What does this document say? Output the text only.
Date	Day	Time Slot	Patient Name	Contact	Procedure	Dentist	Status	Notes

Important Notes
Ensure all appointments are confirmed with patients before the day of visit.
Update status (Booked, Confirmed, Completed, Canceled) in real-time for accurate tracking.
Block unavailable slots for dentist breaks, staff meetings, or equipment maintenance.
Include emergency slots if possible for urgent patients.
= = = =
▶ **Problem requirements**:
Within the material, find all lines that hold the word "slots" and show them.

▶ **Answer to this problem**:
Block unavailable slots for dentist breaks, staff meetings, or equipment maintenance.
Include emergency slots if possible for urgent patients.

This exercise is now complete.